- Job: Single out the lines of the material that contain "skip" and copy them.
---------- Source data ----------
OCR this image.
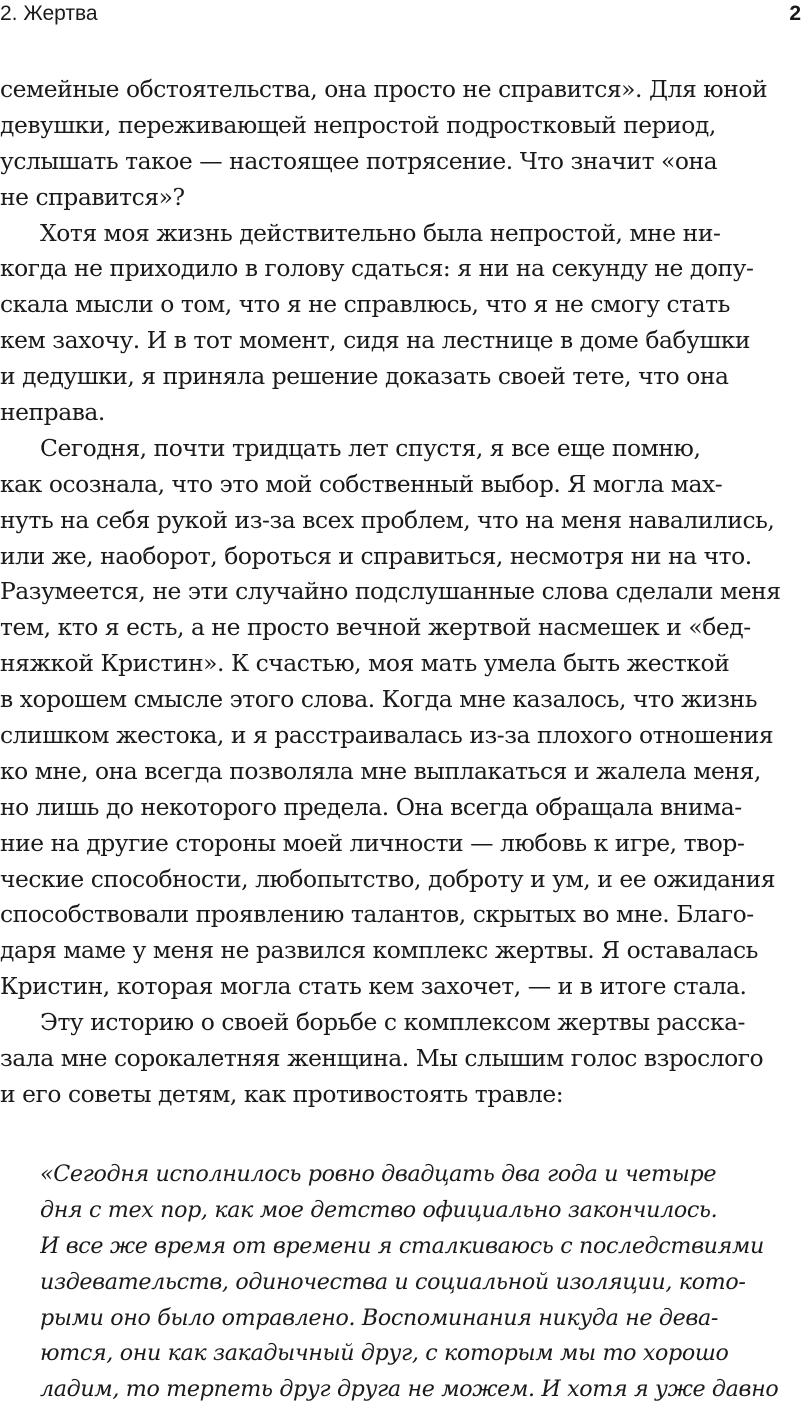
2. Жертва	2
семейные обстоятельства, она просто не справится». Для юной
девушки, переживающей непростой подростковый период,
услышать такое — настоящее потрясение. Что значит «она
не справится»?
Хотя моя жизнь действительно была непростой, мне ни-
когда не приходило в голову сдаться: я ни на секунду не допу-
скала мысли о том, что я не справлюсь, что я не смогу стать
кем захочу. И в тот момент, сидя на лестнице в доме бабушки
и дедушки, я приняла решение доказать своей тете, что она
неправа.
Сегодня, почти тридцать лет спустя, я все еще помню,
как осознала, что это мой собственный выбор. Я могла мах-
нуть на себя рукой из-за всех проблем, что на меня навалились,
или же, наоборот, бороться и справиться, несмотря ни на что.
Разумеется, не эти случайно подслушанные слова сделали меня
тем, кто я есть, а не просто вечной жертвой насмешек и «бед-
няжкой Кристин». К счастью, моя мать умела быть жесткой
в хорошем смысле этого слова. Когда мне казалось, что жизнь
слишком жестока, и я расстраивалась из-за плохого отношения
ко мне, она всегда позволяла мне выплакаться и жалела меня,
но лишь до некоторого предела. Она всегда обращала внима-
ние на другие стороны моей личности — любовь к игре, твор-
ческие способности, любопытство, доброту и ум, и ее ожидания
способствовали проявлению талантов, скрытых во мне. Благо-
даря маме у меня не развился комплекс жертвы. Я оставалась
Кристин, которая могла стать кем захочет, — и в итоге стала.
Эту историю о своей борьбе с комплексом жертвы расска-
зала мне сорокалетняя женщина. Мы слышим голос взрослого
и его советы детям, как противостоять травле:
«Сегодня исполнилось ровно двадцать два года и четыре
дня с тех пор, как мое детство официально закончилось.
И все же время от времени я сталкиваюсь с последствиями
издевательств, одиночества и социальной изоляции, кото-
рыми оно было отравлено. Воспоминания никуда не дева-
ются, они как закадычный друг, с которым мы то хорошо
ладим, то терпеть друг друга не можем. И хотя я уже давно
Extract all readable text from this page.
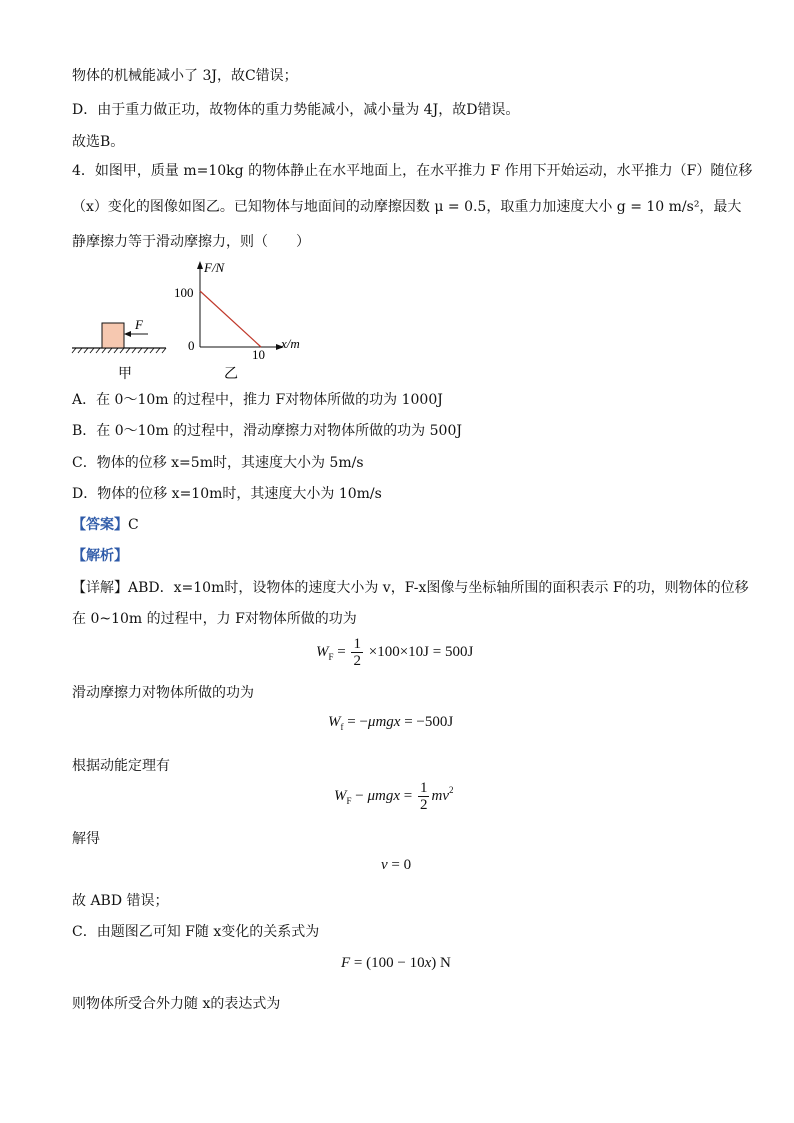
物体的机械能减小了 3J，故C错误；
D．由于重力做正功，故物体的重力势能减小，减小量为 4J，故D错误。
故选B。
4．如图甲，质量 m=10kg 的物体静止在水平地面上，在水平推力 F 作用下开始运动，水平推力（F）随位移
（x）变化的图像如图乙。已知物体与地面间的动摩擦因数 μ = 0.5，取重力加速度大小 g = 10 m/s²，最大
静摩擦力等于滑动摩擦力，则（　　）
F
甲
F/N
100
0
10
x/m
乙
A．在 0～10m 的过程中，推力 F对物体所做的功为 1000J
B．在 0～10m 的过程中，滑动摩擦力对物体所做的功为 500J
C．物体的位移 x=5m时，其速度大小为 5m/s
D．物体的位移 x=10m时，其速度大小为 10m/s
【答案】C
【解析】
【详解】ABD．x=10m时，设物体的速度大小为 v，F-x图像与坐标轴所围的面积表示 F的功，则物体的位移
在 0~10m 的过程中，力 F对物体所做的功为
$W_F = \frac{1}{2} \times 100\times 10J = 500J$
滑动摩擦力对物体所做的功为
$W_f = -\mu mgx = -500J$
根据动能定理有
$W_F - \mu mgx = \frac{1}{2} mv^2$
解得
v = 0
故 ABD 错误；
C．由题图乙可知 F随 x变化的关系式为
F = (100 − 10x) N
则物体所受合外力随 x的表达式为
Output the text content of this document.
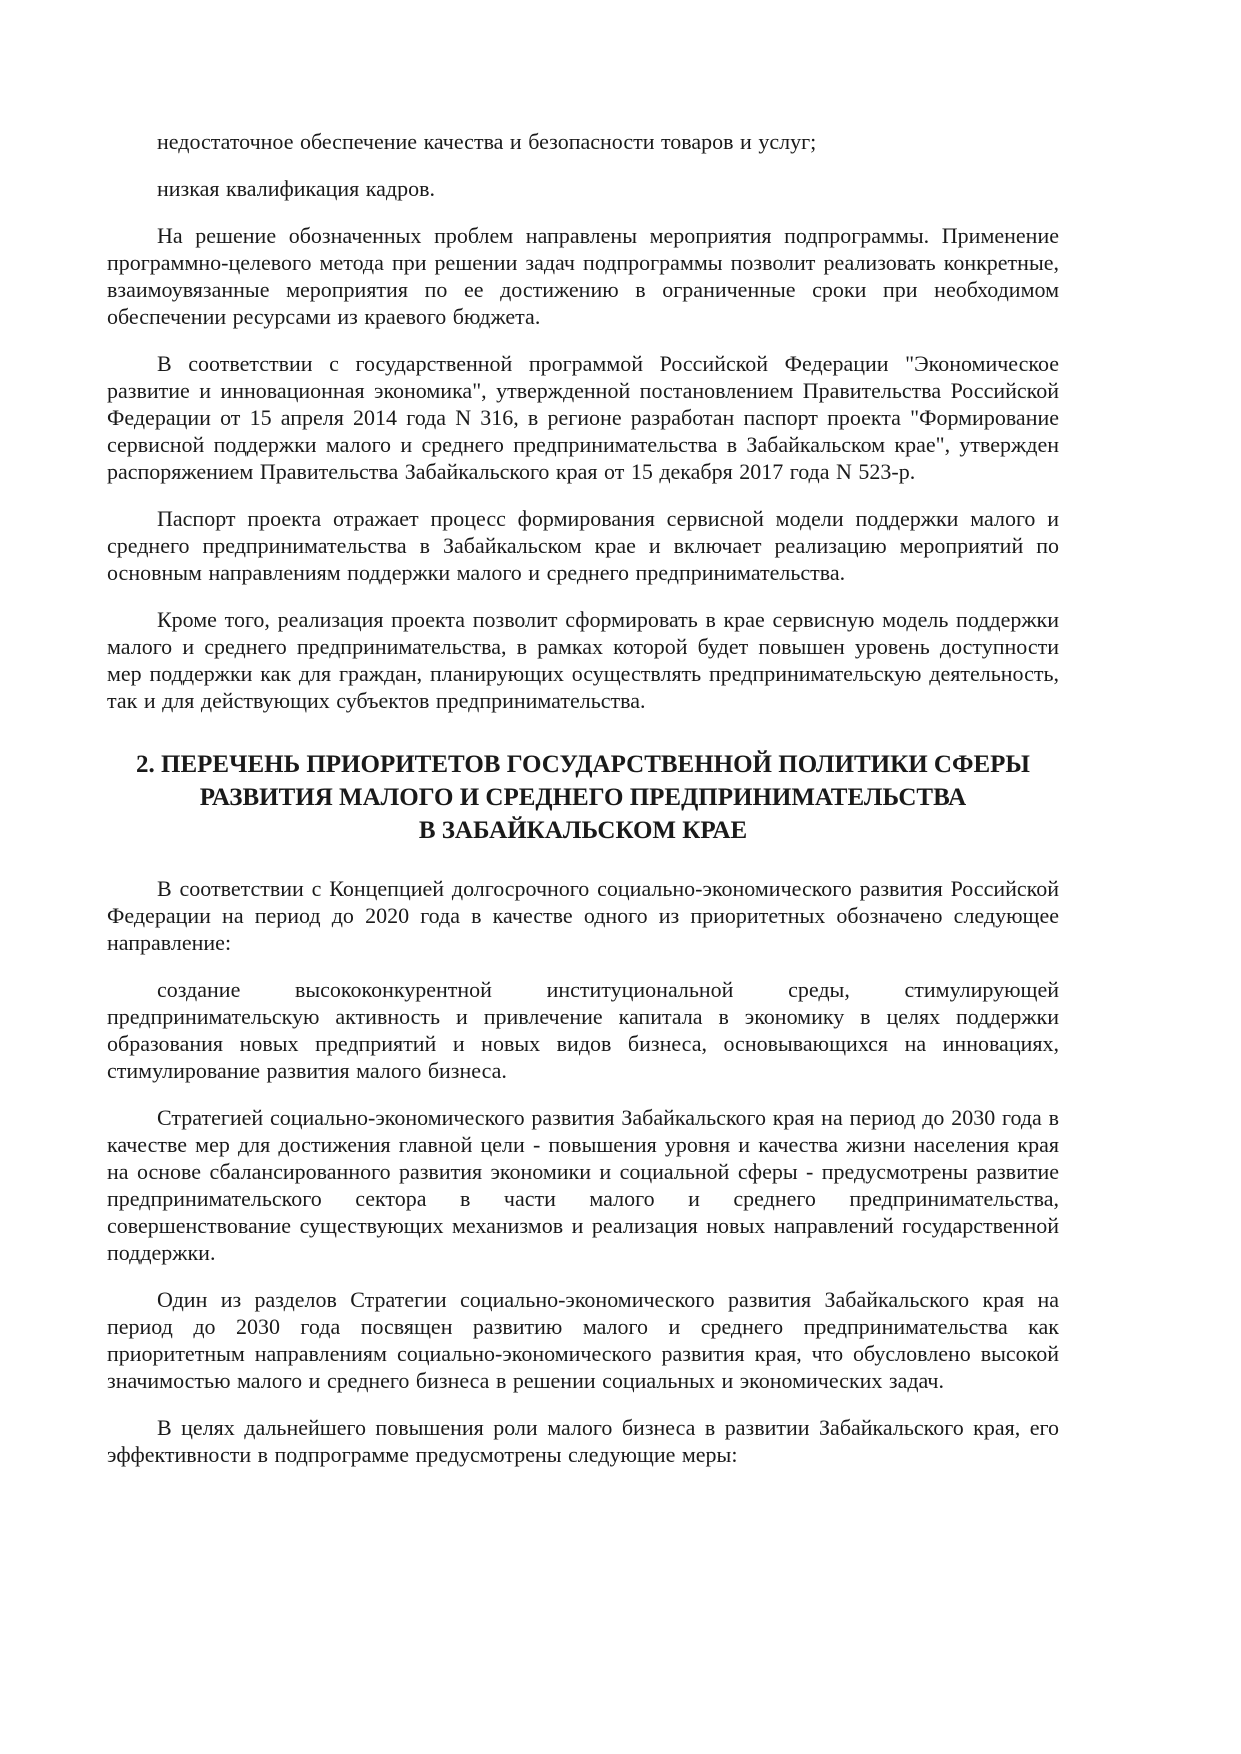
недостаточное обеспечение качества и безопасности товаров и услуг;

низкая квалификация кадров.

На решение обозначенных проблем направлены мероприятия подпрограммы. Применение программно-целевого метода при решении задач подпрограммы позволит реализовать конкретные, взаимоувязанные мероприятия по ее достижению в ограниченные сроки при необходимом обеспечении ресурсами из краевого бюджета.

В соответствии с государственной программой Российской Федерации "Экономическое развитие и инновационная экономика", утвержденной постановлением Правительства Российской Федерации от 15 апреля 2014 года N 316, в регионе разработан паспорт проекта "Формирование сервисной поддержки малого и среднего предпринимательства в Забайкальском крае", утвержден распоряжением Правительства Забайкальского края от 15 декабря 2017 года N 523-р.

Паспорт проекта отражает процесс формирования сервисной модели поддержки малого и среднего предпринимательства в Забайкальском крае и включает реализацию мероприятий по основным направлениям поддержки малого и среднего предпринимательства.

Кроме того, реализация проекта позволит сформировать в крае сервисную модель поддержки малого и среднего предпринимательства, в рамках которой будет повышен уровень доступности мер поддержки как для граждан, планирующих осуществлять предпринимательскую деятельность, так и для действующих субъектов предпринимательства.

2. ПЕРЕЧЕНЬ ПРИОРИТЕТОВ ГОСУДАРСТВЕННОЙ ПОЛИТИКИ СФЕРЫ
РАЗВИТИЯ МАЛОГО И СРЕДНЕГО ПРЕДПРИНИМАТЕЛЬСТВА
В ЗАБАЙКАЛЬСКОМ КРАЕ

В соответствии с Концепцией долгосрочного социально-экономического развития Российской Федерации на период до 2020 года в качестве одного из приоритетных обозначено следующее направление:

создание высококонкурентной институциональной среды, стимулирующей предпринимательскую активность и привлечение капитала в экономику в целях поддержки образования новых предприятий и новых видов бизнеса, основывающихся на инновациях, стимулирование развития малого бизнеса.

Стратегией социально-экономического развития Забайкальского края на период до 2030 года в качестве мер для достижения главной цели - повышения уровня и качества жизни населения края на основе сбалансированного развития экономики и социальной сферы - предусмотрены развитие предпринимательского сектора в части малого и среднего предпринимательства, совершенствование существующих механизмов и реализация новых направлений государственной поддержки.

Один из разделов Стратегии социально-экономического развития Забайкальского края на период до 2030 года посвящен развитию малого и среднего предпринимательства как приоритетным направлениям социально-экономического развития края, что обусловлено высокой значимостью малого и среднего бизнеса в решении социальных и экономических задач.

В целях дальнейшего повышения роли малого бизнеса в развитии Забайкальского края, его эффективности в подпрограмме предусмотрены следующие меры:
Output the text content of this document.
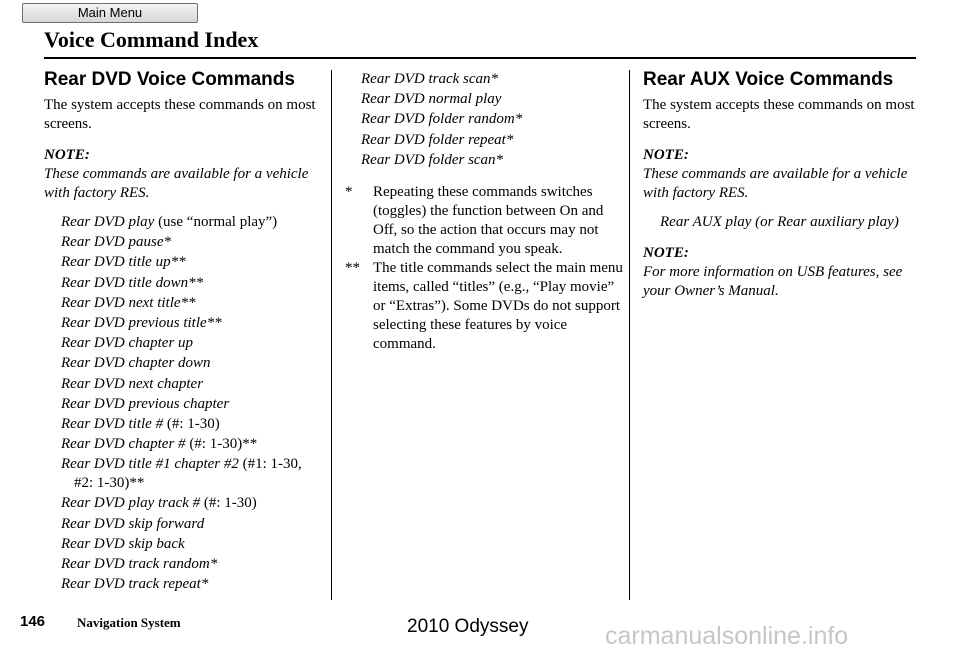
Main Menu
Voice Command Index
Rear DVD Voice Commands

The system accepts these commands on most screens.

NOTE:

These commands are available for a vehicle with factory RES.

Rear DVD play (use “normal play”)
Rear DVD pause*
Rear DVD title up**
Rear DVD title down**
Rear DVD next title**
Rear DVD previous title**
Rear DVD chapter up
Rear DVD chapter down
Rear DVD next chapter
Rear DVD previous chapter
Rear DVD title # (#: 1-30)
Rear DVD chapter # (#: 1-30)**
Rear DVD title #1 chapter #2 (#1: 1-30, #2: 1-30)**
Rear DVD play track # (#: 1-30)
Rear DVD skip forward
Rear DVD skip back
Rear DVD track random*
Rear DVD track repeat*
Rear DVD track scan*
Rear DVD normal play
Rear DVD folder random*
Rear DVD folder repeat*
Rear DVD folder scan*

* Repeating these commands switches (toggles) the function between On and Off, so the action that occurs may not match the command you speak.

** The title commands select the main menu items, called “titles” (e.g., “Play movie” or “Extras”). Some DVDs do not support selecting these features by voice command.

Rear AUX Voice Commands

The system accepts these commands on most screens.

NOTE:

These commands are available for a vehicle with factory RES.

Rear AUX play (or Rear auxiliary play)

NOTE:

For more information on USB features, see your Owner’s Manual.

146 Navigation System	2010 Odyssey	carmanualsonline.info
----------
- Task solution:
Rear DVD skip forward
Rear DVD skip back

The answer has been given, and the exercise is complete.